Page:
** BEGIN **

When is the right time think about a sentence-mitigation plan?

Answering that question reminds me of an old saying about the best time to plant an oak tree. I heard a speaker ask that question to members of his audience. Predictably, audience members ventured a guess.

  • In the morning?
  • In the winter?
  • In the summer?

No one had a clue.

Pausing for dramatic effect, the speaker then gave the answer. The best time to plant an oak tree was 20 years ago. The second-best time is today.

 We could say the same thing about a sentence-mitigation plan. Too often, a defendant doesn’t do anything to prepare for the sentencing hearing.

It’s understandable. Many defendants don’t think of themselves as criminals. Regardless of what type of activity brought them to the attention of authorities, they think that they’re different, immune from the law enforcement. They may not know anyone that has been through the criminal justice system, and they cannot conceive of themselves going into the system. 

  • How do you see yourself? 

But authorities saw me differently. In their eyes, I violated securities laws. That made me a target for prosecution. And when federal authorities target a person for prosecution, their conviction rates exceed 85 percent. With those odds, it makes a lot of sense to begin thinking about a sentence-mitigation plan at the soonest possible time. Regardless of what type of charge a person faces, it’s important to realize that sentencing proceedings will likely follow. Sentence-mitigation plans can help.

Start with an understanding of what the defense attorney will do. Attorneys will work with:

  • The evidence against the individual,
  • The procedural rules that determine what evidence the court will consider,
  • The substantive law that Congress has passed,
  • The case law that judges have decided,
  • The prosecutor’s ability to prove a case against the defendant.

To succeed, the defense attorney will exercise judgment and discretion, fighting valiantly to get the best possible outcome for the defendant. Both the prosecutor and the defense attorney will be analyzing the case and pressing forward to get the outcome they want. Rather than justice, the prosecutor will strive for a conviction. The defense attorney will parry the prosecutor’s efforts, always assessing the strength of arguments that he can use.

** END **

Things to do:
**1.** Transcribe the rows from the line containing "List all visible" through the line containing "logo-szafir: Szafir [278,118,356,160]", with both of those lines included.
**2.** Pick up the piece on sentence-mitigation plans where it stops, and keep writing.

[Rows from a data collection]
** BEGIN **

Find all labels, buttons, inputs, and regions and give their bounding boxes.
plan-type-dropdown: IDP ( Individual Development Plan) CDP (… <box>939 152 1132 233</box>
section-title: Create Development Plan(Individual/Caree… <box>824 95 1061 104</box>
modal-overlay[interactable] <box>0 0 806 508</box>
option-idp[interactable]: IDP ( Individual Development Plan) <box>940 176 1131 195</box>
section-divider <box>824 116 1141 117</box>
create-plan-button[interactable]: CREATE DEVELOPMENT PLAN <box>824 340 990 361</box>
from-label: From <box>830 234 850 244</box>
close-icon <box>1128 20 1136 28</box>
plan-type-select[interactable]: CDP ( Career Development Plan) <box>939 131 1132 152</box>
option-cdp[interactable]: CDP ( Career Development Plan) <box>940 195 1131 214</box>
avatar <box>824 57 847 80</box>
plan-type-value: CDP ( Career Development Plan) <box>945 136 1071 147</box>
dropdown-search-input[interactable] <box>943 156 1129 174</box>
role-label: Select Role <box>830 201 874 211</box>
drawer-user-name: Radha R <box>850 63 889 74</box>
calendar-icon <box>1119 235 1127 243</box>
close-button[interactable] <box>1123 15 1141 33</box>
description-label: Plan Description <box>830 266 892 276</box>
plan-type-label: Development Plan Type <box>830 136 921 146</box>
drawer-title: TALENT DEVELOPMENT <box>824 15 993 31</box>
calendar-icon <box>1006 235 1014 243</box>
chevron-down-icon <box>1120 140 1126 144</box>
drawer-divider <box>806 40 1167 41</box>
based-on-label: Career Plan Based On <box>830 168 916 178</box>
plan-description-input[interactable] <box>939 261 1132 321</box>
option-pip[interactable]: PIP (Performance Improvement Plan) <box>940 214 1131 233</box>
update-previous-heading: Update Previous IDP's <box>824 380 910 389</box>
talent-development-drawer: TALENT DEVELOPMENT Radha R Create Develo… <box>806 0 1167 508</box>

** END **
** BEGIN **

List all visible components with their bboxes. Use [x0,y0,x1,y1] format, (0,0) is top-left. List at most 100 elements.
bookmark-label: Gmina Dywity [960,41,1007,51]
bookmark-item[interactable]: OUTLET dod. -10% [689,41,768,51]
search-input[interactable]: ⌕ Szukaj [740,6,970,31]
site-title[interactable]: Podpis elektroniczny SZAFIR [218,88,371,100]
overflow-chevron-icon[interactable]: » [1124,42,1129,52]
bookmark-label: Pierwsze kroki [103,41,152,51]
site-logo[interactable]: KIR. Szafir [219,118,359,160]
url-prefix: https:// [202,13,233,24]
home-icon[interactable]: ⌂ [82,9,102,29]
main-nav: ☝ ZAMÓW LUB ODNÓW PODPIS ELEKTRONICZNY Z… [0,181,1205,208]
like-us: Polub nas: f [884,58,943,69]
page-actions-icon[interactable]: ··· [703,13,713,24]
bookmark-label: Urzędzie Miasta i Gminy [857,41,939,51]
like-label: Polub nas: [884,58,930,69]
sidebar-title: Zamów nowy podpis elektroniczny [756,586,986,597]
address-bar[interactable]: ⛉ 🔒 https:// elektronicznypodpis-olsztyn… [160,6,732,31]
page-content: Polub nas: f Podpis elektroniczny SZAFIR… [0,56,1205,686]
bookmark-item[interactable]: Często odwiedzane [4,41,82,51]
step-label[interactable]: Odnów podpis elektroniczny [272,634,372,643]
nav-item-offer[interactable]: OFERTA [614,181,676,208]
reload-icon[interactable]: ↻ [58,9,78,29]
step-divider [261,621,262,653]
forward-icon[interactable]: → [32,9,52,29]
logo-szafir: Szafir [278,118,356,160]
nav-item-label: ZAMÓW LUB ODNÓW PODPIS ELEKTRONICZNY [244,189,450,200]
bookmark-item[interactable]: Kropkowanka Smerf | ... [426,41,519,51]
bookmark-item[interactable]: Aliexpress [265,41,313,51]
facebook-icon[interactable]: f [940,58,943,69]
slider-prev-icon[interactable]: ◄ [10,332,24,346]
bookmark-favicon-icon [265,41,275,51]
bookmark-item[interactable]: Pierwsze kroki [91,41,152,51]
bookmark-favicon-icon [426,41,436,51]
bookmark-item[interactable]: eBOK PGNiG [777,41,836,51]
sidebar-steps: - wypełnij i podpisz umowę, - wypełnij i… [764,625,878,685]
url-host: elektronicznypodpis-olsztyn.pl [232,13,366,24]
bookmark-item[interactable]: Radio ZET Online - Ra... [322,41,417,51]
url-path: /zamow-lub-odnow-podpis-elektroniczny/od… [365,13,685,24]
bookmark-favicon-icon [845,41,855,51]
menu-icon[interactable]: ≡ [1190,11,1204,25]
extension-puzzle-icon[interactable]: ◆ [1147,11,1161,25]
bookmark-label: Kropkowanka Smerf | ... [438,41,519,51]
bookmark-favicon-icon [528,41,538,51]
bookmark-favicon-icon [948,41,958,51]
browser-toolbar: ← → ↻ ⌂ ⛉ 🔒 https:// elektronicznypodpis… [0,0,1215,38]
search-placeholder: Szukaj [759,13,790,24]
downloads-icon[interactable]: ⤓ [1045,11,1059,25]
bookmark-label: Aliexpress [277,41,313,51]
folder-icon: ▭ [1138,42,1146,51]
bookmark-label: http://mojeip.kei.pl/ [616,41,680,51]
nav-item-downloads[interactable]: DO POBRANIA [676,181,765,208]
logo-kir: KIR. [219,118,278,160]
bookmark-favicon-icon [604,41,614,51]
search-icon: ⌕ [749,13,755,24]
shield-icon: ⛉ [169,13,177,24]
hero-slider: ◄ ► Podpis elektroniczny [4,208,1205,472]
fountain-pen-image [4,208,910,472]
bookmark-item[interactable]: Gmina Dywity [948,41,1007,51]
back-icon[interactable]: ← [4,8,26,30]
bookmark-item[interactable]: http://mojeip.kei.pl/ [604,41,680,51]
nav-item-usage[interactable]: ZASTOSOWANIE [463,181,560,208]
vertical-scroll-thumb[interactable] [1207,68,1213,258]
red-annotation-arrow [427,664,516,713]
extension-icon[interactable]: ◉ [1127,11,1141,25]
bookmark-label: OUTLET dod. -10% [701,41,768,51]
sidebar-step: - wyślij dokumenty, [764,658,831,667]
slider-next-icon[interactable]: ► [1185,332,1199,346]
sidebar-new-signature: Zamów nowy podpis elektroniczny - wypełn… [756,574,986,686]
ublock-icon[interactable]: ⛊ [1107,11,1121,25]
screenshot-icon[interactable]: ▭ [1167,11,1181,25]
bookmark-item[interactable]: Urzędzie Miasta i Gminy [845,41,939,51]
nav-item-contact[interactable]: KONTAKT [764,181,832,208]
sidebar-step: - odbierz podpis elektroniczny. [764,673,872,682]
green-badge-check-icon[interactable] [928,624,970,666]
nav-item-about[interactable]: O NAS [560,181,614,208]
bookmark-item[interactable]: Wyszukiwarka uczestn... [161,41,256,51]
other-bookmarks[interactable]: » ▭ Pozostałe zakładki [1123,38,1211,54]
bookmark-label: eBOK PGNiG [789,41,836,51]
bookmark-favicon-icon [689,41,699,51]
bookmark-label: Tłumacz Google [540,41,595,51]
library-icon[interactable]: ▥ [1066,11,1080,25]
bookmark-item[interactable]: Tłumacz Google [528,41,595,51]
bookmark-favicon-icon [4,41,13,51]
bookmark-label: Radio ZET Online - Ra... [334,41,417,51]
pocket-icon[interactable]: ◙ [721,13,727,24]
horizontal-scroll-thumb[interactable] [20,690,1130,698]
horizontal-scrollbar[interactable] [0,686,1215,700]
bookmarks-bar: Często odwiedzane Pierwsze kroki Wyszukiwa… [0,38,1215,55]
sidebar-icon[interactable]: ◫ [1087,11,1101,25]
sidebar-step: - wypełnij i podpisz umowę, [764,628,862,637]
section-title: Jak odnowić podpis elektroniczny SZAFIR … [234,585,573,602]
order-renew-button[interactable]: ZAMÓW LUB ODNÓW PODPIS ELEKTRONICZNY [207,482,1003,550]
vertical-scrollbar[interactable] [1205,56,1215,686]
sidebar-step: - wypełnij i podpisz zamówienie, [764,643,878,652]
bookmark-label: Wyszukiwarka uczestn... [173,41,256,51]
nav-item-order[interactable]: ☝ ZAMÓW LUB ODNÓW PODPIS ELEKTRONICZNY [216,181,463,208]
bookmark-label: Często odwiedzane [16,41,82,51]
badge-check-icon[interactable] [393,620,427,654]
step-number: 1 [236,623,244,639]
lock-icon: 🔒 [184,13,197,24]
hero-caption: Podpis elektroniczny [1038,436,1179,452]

** END **

Responses for each task:
**1.**
List all visible components with their bboxes. Use [x0,y0,x1,y1] format, (0,0) is top-left. List at most 100 elements.
bookmark-label: Gmina Dywity [960,41,1007,51]
bookmark-item[interactable]: OUTLET dod. -10% [689,41,768,51]
search-input[interactable]: ⌕ Szukaj [740,6,970,31]
site-title[interactable]: Podpis elektroniczny SZAFIR [218,88,371,100]
overflow-chevron-icon[interactable]: » [1124,42,1129,52]
bookmark-label: Pierwsze kroki [103,41,152,51]
site-logo[interactable]: KIR. Szafir [219,118,359,160]
url-prefix: https:// [202,13,233,24]
home-icon[interactable]: ⌂ [82,9,102,29]
main-nav: ☝ ZAMÓW LUB ODNÓW PODPIS ELEKTRONICZNY Z… [0,181,1205,208]
like-us: Polub nas: f [884,58,943,69]
page-actions-icon[interactable]: ··· [703,13,713,24]
bookmark-label: Urzędzie Miasta i Gminy [857,41,939,51]
like-label: Polub nas: [884,58,930,69]
sidebar-title: Zamów nowy podpis elektroniczny [756,586,986,597]
address-bar[interactable]: ⛉ 🔒 https:// elektronicznypodpis-olsztyn… [160,6,732,31]
page-content: Polub nas: f Podpis elektroniczny SZAFIR… [0,56,1205,686]
bookmark-item[interactable]: Często odwiedzane [4,41,82,51]
step-label[interactable]: Odnów podpis elektroniczny [272,634,372,643]
nav-item-offer[interactable]: OFERTA [614,181,676,208]
reload-icon[interactable]: ↻ [58,9,78,29]
step-divider [261,621,262,653]
forward-icon[interactable]: → [32,9,52,29]
logo-szafir: Szafir [278,118,356,160]

**2.**
While the defense attorney may be a great analytical thinker, he may not have time to listen to the defendant’s life story. For that reason, every defendant should invest the time and energy to present that life story.

A life story can make all the difference in the world when it comes to sentencing. Indeed, our team has worked closely with many federal judges. Our website includes two interviews that my partner Michael did with federal judges. Michael asked those judges what steps a person could take to influence the judge’s decision. Each judge responded by saying that, when it comes to sentencing, they want to hear from defendants.

Our interviews with both judges are available for free through our Prison Professors YouTube channel, under the following playlist:

If you cannot access the link because you’re reading this book in print, simply Google How to Prepare for Sentencing + Prison Professors and you’ll find our helpful videos on YouTube or text the following word, to the following number:

  • Text word: Sentence
  • Text to number: 44222
    • You’ll get an automatic brochure sent to your phone.

Defense Attorney’s Position:

Some defense attorneys support a pro-active sentence-mitigation plan, while other defense attorneys resist such initiatives. Why?

As stated above, attorneys are great analytical thinkers. Since they know it’s the prosecutor’s burden to prove a case, they operate out of an abundance of caution. They do not want to introduce any evidence that a prosecutor could use against their client. And since most defendants start out in denial, incapable of fully appreciating the system or the charges against them, some attorneys do not want their clients to say anything.

Attorneys may have invested considerable amounts of time to construct an elaborate defense. They do not want their clients to make statements that prosecutors may twist, making it more difficult for the attorney to argue for leniency at sentencing. Defense attorneys may prefer to rely upon case law, facts, and what the prosecutor could prove.

We have a different perspective. Our team has interacted with more than 1,000 people that have gone through the criminal justice system. We’ve had personal interactions with state and federal judges. Based on our experience, we’re convinced that defendants put themselves in a far better position when they engineer an effective sentence-mitigation plan. When a person creates and executes on an effective sentence-mitigation strategy, that individual does immense service to his defense attorney.

In our view, an effective sentence-mitigation plan will strive to achieve several outcomes:

  • It will help the judge see and understand the defendant as an individual,
  • It will help the judge grasp influences that led the defendant to the current situation,
  • It will help the judge see aspects of the defendant’s life that could not be conveyed by the defense attorney’s eloquence alone,
  • It will help the judge see the defendant in his own environment,
  • It will help the judge learn what other people in the community think about the defendant.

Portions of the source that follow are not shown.